┌─ Exercise material
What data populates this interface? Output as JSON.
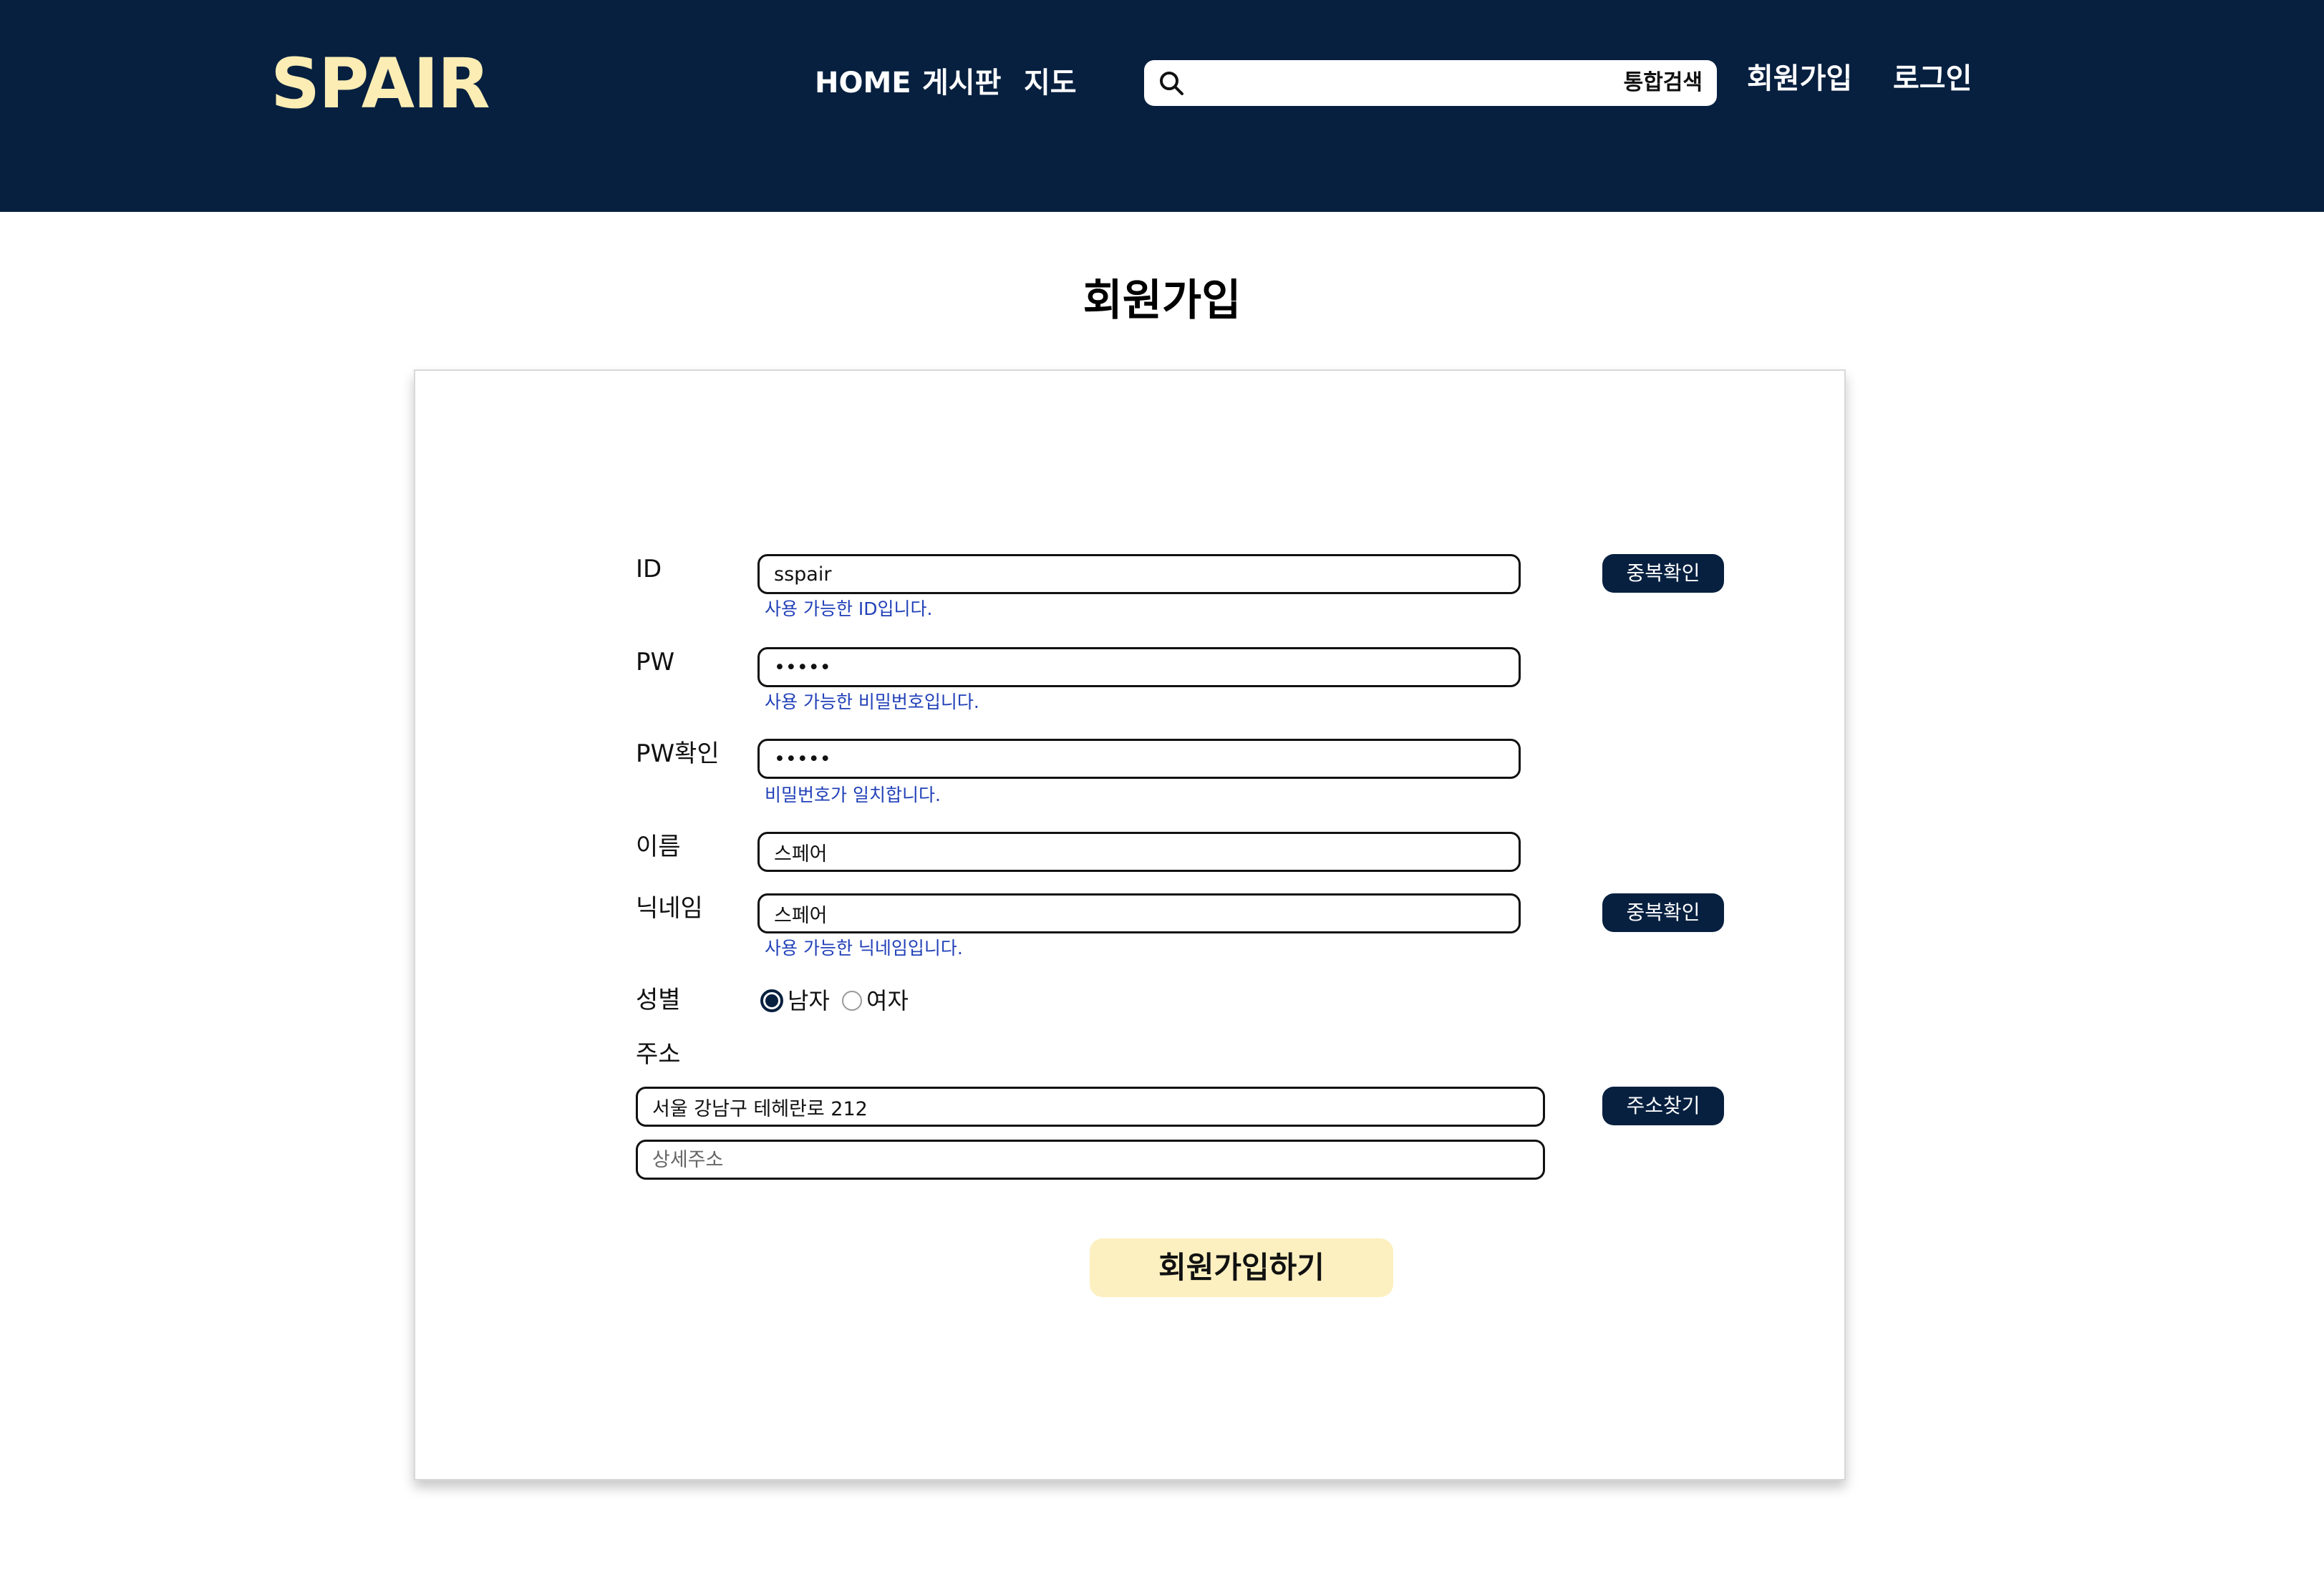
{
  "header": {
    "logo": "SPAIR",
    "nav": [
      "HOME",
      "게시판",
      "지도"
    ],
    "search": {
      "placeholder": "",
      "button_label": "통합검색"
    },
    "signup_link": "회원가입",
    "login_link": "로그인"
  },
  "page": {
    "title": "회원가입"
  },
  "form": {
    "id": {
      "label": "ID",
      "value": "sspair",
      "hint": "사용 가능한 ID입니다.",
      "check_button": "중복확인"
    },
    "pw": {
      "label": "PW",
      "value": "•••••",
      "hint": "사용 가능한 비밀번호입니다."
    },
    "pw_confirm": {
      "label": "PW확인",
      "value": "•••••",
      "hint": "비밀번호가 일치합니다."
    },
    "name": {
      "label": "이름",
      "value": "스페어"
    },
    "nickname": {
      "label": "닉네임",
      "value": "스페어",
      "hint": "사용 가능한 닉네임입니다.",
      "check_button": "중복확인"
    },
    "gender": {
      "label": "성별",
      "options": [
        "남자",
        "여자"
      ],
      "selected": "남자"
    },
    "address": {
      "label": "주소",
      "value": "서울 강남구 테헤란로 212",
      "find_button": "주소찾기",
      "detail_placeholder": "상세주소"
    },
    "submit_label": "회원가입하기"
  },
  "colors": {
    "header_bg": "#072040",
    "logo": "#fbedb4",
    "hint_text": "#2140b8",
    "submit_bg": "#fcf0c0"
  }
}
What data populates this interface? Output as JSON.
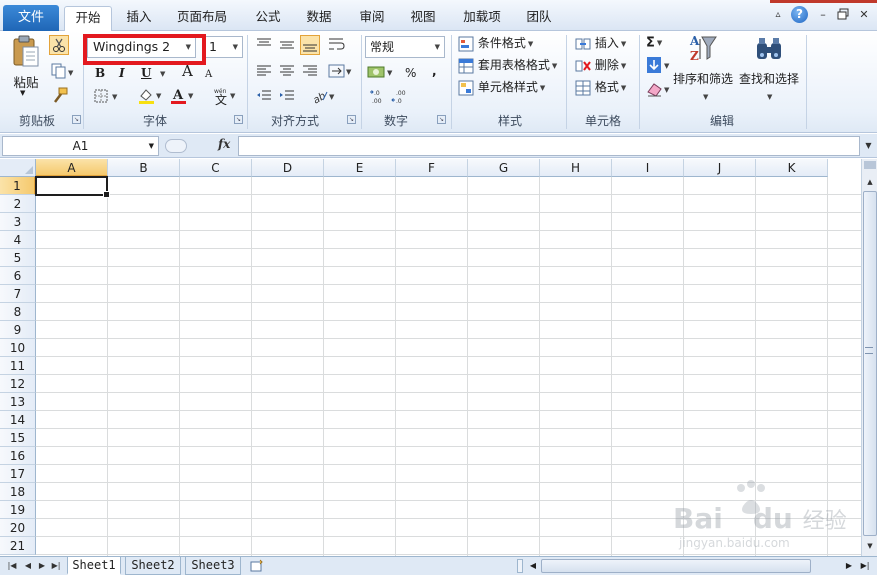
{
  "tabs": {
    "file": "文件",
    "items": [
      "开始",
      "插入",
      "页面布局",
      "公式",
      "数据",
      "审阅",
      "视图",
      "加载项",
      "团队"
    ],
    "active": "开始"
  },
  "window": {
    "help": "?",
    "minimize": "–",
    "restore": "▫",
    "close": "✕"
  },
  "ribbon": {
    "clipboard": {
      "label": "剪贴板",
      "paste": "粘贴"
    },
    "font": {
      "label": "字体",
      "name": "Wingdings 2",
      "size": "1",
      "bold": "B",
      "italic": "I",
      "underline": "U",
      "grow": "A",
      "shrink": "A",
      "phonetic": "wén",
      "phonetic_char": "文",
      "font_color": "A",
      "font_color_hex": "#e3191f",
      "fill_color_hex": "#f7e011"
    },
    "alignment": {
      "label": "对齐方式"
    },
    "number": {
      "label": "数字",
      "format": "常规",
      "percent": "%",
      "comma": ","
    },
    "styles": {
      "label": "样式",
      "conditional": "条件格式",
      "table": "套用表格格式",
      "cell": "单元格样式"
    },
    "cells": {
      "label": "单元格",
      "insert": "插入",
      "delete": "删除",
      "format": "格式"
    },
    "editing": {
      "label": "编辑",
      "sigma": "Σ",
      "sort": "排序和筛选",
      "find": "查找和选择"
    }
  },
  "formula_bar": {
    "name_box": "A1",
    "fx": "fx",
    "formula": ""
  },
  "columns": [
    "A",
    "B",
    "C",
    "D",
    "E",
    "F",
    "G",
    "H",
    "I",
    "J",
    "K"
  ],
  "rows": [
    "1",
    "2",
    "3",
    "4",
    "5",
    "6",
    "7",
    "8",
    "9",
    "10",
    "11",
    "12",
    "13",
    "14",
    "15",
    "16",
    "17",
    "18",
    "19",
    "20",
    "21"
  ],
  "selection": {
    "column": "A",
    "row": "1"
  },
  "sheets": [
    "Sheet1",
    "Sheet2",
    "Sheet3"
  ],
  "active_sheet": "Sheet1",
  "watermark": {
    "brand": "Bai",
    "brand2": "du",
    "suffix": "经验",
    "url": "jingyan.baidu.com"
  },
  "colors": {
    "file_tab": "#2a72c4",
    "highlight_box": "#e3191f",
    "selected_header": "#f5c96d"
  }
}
└─
Required work
Repeat the full listing above exactly, with no pictures in the copy.

Written response
What data populates this interface? Output as JSON.
{
  "header": {
    "logo": "SPAIR",
    "nav": [
      "HOME",
      "게시판",
      "지도"
    ],
    "search": {
      "placeholder": "",
      "button_label": "통합검색"
    },
    "signup_link": "회원가입",
    "login_link": "로그인"
  },
  "page": {
    "title": "회원가입"
  },
  "form": {
    "id": {
      "label": "ID",
      "value": "sspair",
      "hint": "사용 가능한 ID입니다.",
      "check_button": "중복확인"
    },
    "pw": {
      "label": "PW",
      "value": "•••••",
      "hint": "사용 가능한 비밀번호입니다."
    },
    "pw_confirm": {
      "label": "PW확인",
      "value": "•••••",
      "hint": "비밀번호가 일치합니다."
    },
    "name": {
      "label": "이름",
      "value": "스페어"
    },
    "nickname": {
      "label": "닉네임",
      "value": "스페어",
      "hint": "사용 가능한 닉네임입니다.",
      "check_button": "중복확인"
    },
    "gender": {
      "label": "성별",
      "options": [
        "남자",
        "여자"
      ],
      "selected": "남자"
    },
    "address": {
      "label": "주소",
      "value": "서울 강남구 테헤란로 212",
      "find_button": "주소찾기",
      "detail_placeholder": "상세주소"
    },
    "submit_label": "회원가입하기"
  },
  "colors": {
    "header_bg": "#072040",
    "logo": "#fbedb4",
    "hint_text": "#2140b8",
    "submit_bg": "#fcf0c0"
  }
}
What data populates this interface? Output as JSON.
{
  "tabs": {
    "file": "文件",
    "items": [
      "开始",
      "插入",
      "页面布局",
      "公式",
      "数据",
      "审阅",
      "视图",
      "加载项",
      "团队"
    ],
    "active": "开始"
  },
  "window": {
    "help": "?",
    "minimize": "–",
    "restore": "▫",
    "close": "✕"
  },
  "ribbon": {
    "clipboard": {
      "label": "剪贴板",
      "paste": "粘贴"
    },
    "font": {
      "label": "字体",
      "name": "Wingdings 2",
      "size": "1",
      "bold": "B",
      "italic": "I",
      "underline": "U",
      "grow": "A",
      "shrink": "A",
      "phonetic": "wén",
      "phonetic_char": "文",
      "font_color": "A",
      "font_color_hex": "#e3191f",
      "fill_color_hex": "#f7e011"
    },
    "alignment": {
      "label": "对齐方式"
    },
    "number": {
      "label": "数字",
      "format": "常规",
      "percent": "%",
      "comma": ","
    },
    "styles": {
      "label": "样式",
      "conditional": "条件格式",
      "table": "套用表格格式",
      "cell": "单元格样式"
    },
    "cells": {
      "label": "单元格",
      "insert": "插入",
      "delete": "删除",
      "format": "格式"
    },
    "editing": {
      "label": "编辑",
      "sigma": "Σ",
      "sort": "排序和筛选",
      "find": "查找和选择"
    }
  },
  "formula_bar": {
    "name_box": "A1",
    "fx": "fx",
    "formula": ""
  },
  "columns": [
    "A",
    "B",
    "C",
    "D",
    "E",
    "F",
    "G",
    "H",
    "I",
    "J",
    "K"
  ],
  "rows": [
    "1",
    "2",
    "3",
    "4",
    "5",
    "6",
    "7",
    "8",
    "9",
    "10",
    "11",
    "12",
    "13",
    "14",
    "15",
    "16",
    "17",
    "18",
    "19",
    "20",
    "21"
  ],
  "selection": {
    "column": "A",
    "row": "1"
  },
  "sheets": [
    "Sheet1",
    "Sheet2",
    "Sheet3"
  ],
  "active_sheet": "Sheet1",
  "watermark": {
    "brand": "Bai",
    "brand2": "du",
    "suffix": "经验",
    "url": "jingyan.baidu.com"
  },
  "colors": {
    "file_tab": "#2a72c4",
    "highlight_box": "#e3191f",
    "selected_header": "#f5c96d"
  }
}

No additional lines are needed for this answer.